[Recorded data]
------------------------------------------------------------

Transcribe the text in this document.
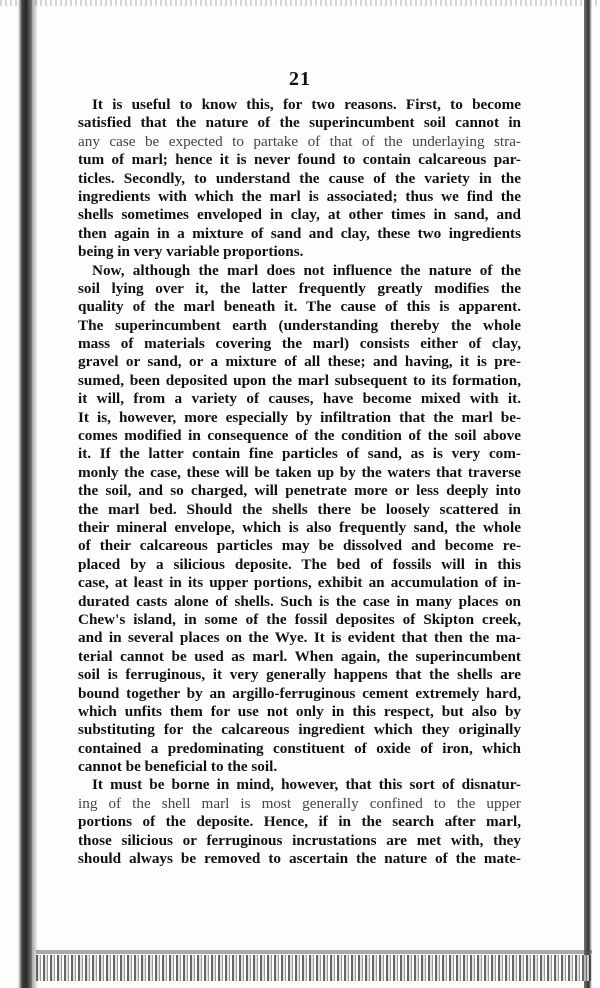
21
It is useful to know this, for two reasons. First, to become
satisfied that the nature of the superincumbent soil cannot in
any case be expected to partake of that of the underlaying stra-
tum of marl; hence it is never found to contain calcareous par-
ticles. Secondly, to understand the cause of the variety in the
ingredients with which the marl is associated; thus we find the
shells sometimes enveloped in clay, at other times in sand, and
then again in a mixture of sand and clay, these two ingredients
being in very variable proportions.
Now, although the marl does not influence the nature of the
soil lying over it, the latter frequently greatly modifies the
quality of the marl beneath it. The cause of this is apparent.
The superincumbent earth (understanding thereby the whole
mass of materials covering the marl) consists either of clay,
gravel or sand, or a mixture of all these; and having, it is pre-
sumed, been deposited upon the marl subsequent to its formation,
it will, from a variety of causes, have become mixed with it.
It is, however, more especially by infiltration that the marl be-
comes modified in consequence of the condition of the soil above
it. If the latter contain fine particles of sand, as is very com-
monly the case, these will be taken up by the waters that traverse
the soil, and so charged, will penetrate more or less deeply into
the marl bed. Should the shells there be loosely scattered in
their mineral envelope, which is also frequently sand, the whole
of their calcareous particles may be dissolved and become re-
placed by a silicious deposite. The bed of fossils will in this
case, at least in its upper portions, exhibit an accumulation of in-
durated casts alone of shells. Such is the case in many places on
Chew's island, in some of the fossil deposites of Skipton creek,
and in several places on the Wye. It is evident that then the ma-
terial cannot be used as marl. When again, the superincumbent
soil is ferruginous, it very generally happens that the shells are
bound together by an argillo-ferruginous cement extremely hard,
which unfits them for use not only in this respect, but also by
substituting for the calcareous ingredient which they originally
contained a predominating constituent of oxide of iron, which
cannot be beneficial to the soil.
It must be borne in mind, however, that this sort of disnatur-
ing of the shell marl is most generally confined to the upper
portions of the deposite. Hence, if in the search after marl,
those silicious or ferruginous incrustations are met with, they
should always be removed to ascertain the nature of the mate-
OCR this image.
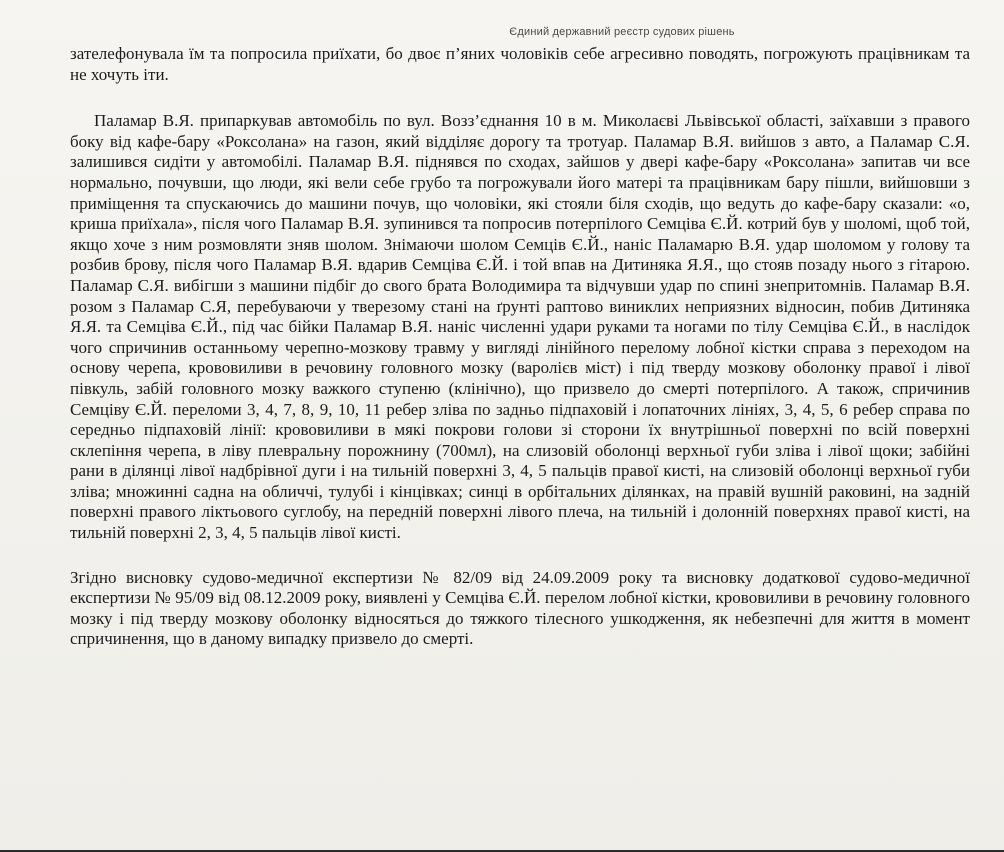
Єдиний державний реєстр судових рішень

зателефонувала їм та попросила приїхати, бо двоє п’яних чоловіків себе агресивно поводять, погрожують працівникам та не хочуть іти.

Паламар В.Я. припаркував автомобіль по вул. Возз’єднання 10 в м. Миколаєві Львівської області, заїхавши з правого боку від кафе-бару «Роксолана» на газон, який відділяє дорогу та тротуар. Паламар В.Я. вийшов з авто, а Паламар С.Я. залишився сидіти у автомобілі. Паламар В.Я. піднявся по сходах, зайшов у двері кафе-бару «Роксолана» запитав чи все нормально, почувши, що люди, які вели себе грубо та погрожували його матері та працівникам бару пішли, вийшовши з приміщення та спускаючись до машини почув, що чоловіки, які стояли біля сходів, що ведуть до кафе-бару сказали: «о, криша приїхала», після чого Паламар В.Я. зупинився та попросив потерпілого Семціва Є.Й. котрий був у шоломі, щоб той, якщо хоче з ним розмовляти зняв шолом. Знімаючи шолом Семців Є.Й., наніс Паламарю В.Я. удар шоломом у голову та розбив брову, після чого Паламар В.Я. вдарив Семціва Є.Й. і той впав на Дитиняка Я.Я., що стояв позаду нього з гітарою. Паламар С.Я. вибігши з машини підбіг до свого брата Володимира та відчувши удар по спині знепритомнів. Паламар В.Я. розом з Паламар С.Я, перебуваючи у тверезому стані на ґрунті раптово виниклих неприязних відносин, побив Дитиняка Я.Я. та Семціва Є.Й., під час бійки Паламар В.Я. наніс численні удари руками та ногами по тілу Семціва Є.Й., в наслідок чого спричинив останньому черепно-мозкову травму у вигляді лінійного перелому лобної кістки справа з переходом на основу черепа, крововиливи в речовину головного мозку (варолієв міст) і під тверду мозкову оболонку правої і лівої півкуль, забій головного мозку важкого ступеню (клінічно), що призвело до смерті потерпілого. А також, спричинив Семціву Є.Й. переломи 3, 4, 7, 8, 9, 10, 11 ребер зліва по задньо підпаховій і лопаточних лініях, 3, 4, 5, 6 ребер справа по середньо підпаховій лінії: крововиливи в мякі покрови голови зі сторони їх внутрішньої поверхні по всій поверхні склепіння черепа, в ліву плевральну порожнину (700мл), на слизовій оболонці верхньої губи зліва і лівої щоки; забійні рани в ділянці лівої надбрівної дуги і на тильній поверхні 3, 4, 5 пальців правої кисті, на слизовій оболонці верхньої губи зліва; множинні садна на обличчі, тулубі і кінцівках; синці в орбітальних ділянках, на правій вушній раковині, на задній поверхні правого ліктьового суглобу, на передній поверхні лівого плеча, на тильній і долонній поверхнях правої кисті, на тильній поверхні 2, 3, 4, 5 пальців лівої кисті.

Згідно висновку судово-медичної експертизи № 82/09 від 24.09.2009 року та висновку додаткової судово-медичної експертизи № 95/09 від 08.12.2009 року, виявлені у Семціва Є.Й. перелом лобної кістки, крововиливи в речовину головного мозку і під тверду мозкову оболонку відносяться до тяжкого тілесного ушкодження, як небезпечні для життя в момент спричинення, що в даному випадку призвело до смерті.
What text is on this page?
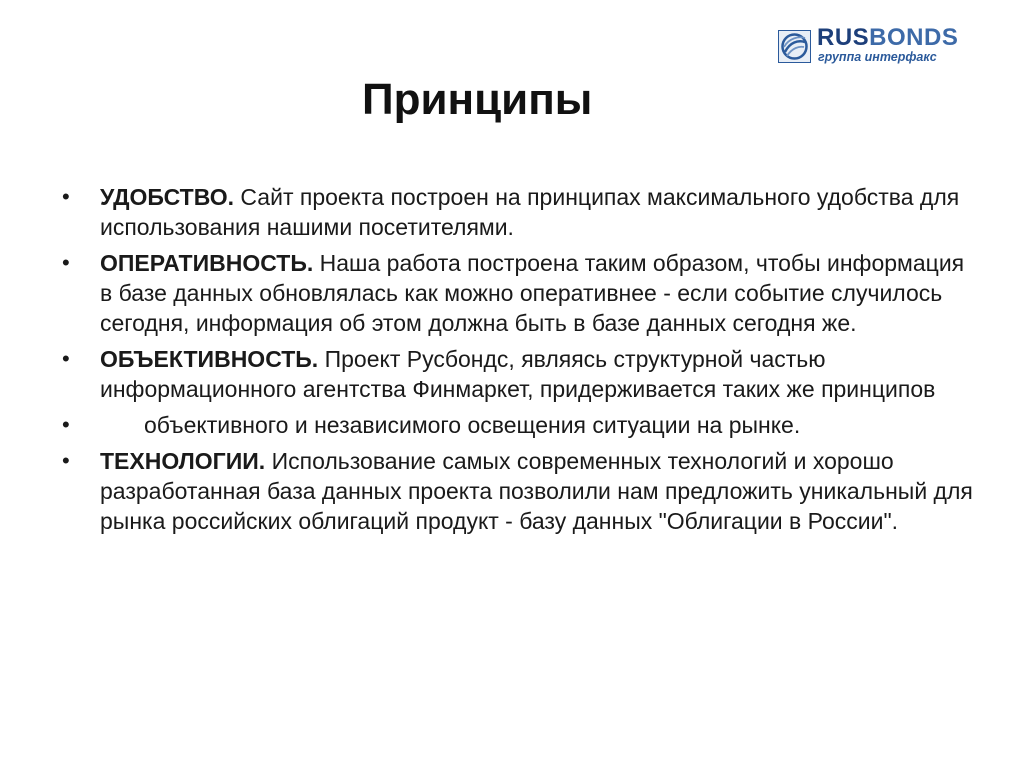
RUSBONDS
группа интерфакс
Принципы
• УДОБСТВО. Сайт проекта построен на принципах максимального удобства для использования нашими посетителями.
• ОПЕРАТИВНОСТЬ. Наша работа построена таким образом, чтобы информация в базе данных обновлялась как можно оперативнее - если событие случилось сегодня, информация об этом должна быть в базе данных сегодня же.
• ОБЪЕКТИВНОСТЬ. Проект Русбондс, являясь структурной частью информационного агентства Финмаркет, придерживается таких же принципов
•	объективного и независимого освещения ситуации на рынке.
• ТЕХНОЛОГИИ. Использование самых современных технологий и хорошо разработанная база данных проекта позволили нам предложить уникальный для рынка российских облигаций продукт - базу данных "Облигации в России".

------------------------------------------------------------

Reproduce every line above as written, skipping pictures.

Transcribe the text in this document.
21
It is useful to know this, for two reasons. First, to become
satisfied that the nature of the superincumbent soil cannot in
any case be expected to partake of that of the underlaying stra-
tum of marl; hence it is never found to contain calcareous par-
ticles. Secondly, to understand the cause of the variety in the
ingredients with which the marl is associated; thus we find the
shells sometimes enveloped in clay, at other times in sand, and
then again in a mixture of sand and clay, these two ingredients
being in very variable proportions.
Now, although the marl does not influence the nature of the
soil lying over it, the latter frequently greatly modifies the
quality of the marl beneath it. The cause of this is apparent.
The superincumbent earth (understanding thereby the whole
mass of materials covering the marl) consists either of clay,
gravel or sand, or a mixture of all these; and having, it is pre-
sumed, been deposited upon the marl subsequent to its formation,
it will, from a variety of causes, have become mixed with it.
It is, however, more especially by infiltration that the marl be-
comes modified in consequence of the condition of the soil above
it. If the latter contain fine particles of sand, as is very com-
monly the case, these will be taken up by the waters that traverse
the soil, and so charged, will penetrate more or less deeply into
the marl bed. Should the shells there be loosely scattered in
their mineral envelope, which is also frequently sand, the whole
of their calcareous particles may be dissolved and become re-
placed by a silicious deposite. The bed of fossils will in this
case, at least in its upper portions, exhibit an accumulation of in-
durated casts alone of shells. Such is the case in many places on
Chew's island, in some of the fossil deposites of Skipton creek,
and in several places on the Wye. It is evident that then the ma-
terial cannot be used as marl. When again, the superincumbent
soil is ferruginous, it very generally happens that the shells are
bound together by an argillo-ferruginous cement extremely hard,
which unfits them for use not only in this respect, but also by
substituting for the calcareous ingredient which they originally
contained a predominating constituent of oxide of iron, which
cannot be beneficial to the soil.
It must be borne in mind, however, that this sort of disnatur-
ing of the shell marl is most generally confined to the upper
portions of the deposite. Hence, if in the search after marl,
those silicious or ferruginous incrustations are met with, they
should always be removed to ascertain the nature of the mate-
OCR this image.
Єдиний державний реєстр судових рішень

зателефонувала їм та попросила приїхати, бо двоє п’яних чоловіків себе агресивно поводять, погрожують працівникам та не хочуть іти.

Паламар В.Я. припаркував автомобіль по вул. Возз’єднання 10 в м. Миколаєві Львівської області, заїхавши з правого боку від кафе-бару «Роксолана» на газон, який відділяє дорогу та тротуар. Паламар В.Я. вийшов з авто, а Паламар С.Я. залишився сидіти у автомобілі. Паламар В.Я. піднявся по сходах, зайшов у двері кафе-бару «Роксолана» запитав чи все нормально, почувши, що люди, які вели себе грубо та погрожували його матері та працівникам бару пішли, вийшовши з приміщення та спускаючись до машини почув, що чоловіки, які стояли біля сходів, що ведуть до кафе-бару сказали: «о, криша приїхала», після чого Паламар В.Я. зупинився та попросив потерпілого Семціва Є.Й. котрий був у шоломі, щоб той, якщо хоче з ним розмовляти зняв шолом. Знімаючи шолом Семців Є.Й., наніс Паламарю В.Я. удар шоломом у голову та розбив брову, після чого Паламар В.Я. вдарив Семціва Є.Й. і той впав на Дитиняка Я.Я., що стояв позаду нього з гітарою. Паламар С.Я. вибігши з машини підбіг до свого брата Володимира та відчувши удар по спині знепритомнів. Паламар В.Я. розом з Паламар С.Я, перебуваючи у тверезому стані на ґрунті раптово виниклих неприязних відносин, побив Дитиняка Я.Я. та Семціва Є.Й., під час бійки Паламар В.Я. наніс численні удари руками та ногами по тілу Семціва Є.Й., в наслідок чого спричинив останньому черепно-мозкову травму у вигляді лінійного перелому лобної кістки справа з переходом на основу черепа, крововиливи в речовину головного мозку (варолієв міст) і під тверду мозкову оболонку правої і лівої півкуль, забій головного мозку важкого ступеню (клінічно), що призвело до смерті потерпілого. А також, спричинив Семціву Є.Й. переломи 3, 4, 7, 8, 9, 10, 11 ребер зліва по задньо підпаховій і лопаточних лініях, 3, 4, 5, 6 ребер справа по середньо підпаховій лінії: крововиливи в мякі покрови голови зі сторони їх внутрішньої поверхні по всій поверхні склепіння черепа, в ліву плевральну порожнину (700мл), на слизовій оболонці верхньої губи зліва і лівої щоки; забійні рани в ділянці лівої надбрівної дуги і на тильній поверхні 3, 4, 5 пальців правої кисті, на слизовій оболонці верхньої губи зліва; множинні садна на обличчі, тулубі і кінцівках; синці в орбітальних ділянках, на правій вушній раковині, на задній поверхні правого ліктьового суглобу, на передній поверхні лівого плеча, на тильній і долонній поверхнях правої кисті, на тильній поверхні 2, 3, 4, 5 пальців лівої кисті.

Згідно висновку судово-медичної експертизи № 82/09 від 24.09.2009 року та висновку додаткової судово-медичної експертизи № 95/09 від 08.12.2009 року, виявлені у Семціва Є.Й. перелом лобної кістки, крововиливи в речовину головного мозку і під тверду мозкову оболонку відносяться до тяжкого тілесного ушкодження, як небезпечні для життя в момент спричинення, що в даному випадку призвело до смерті.
What text is on this page?
RUSBONDS
группа интерфакс
Принципы
• УДОБСТВО. Сайт проекта построен на принципах максимального удобства для использования нашими посетителями.
• ОПЕРАТИВНОСТЬ. Наша работа построена таким образом, чтобы информация в базе данных обновлялась как можно оперативнее - если событие случилось сегодня, информация об этом должна быть в базе данных сегодня же.
• ОБЪЕКТИВНОСТЬ. Проект Русбондс, являясь структурной частью информационного агентства Финмаркет, придерживается таких же принципов
•	объективного и независимого освещения ситуации на рынке.
• ТЕХНОЛОГИИ. Использование самых современных технологий и хорошо разработанная база данных проекта позволили нам предложить уникальный для рынка российских облигаций продукт - базу данных "Облигации в России".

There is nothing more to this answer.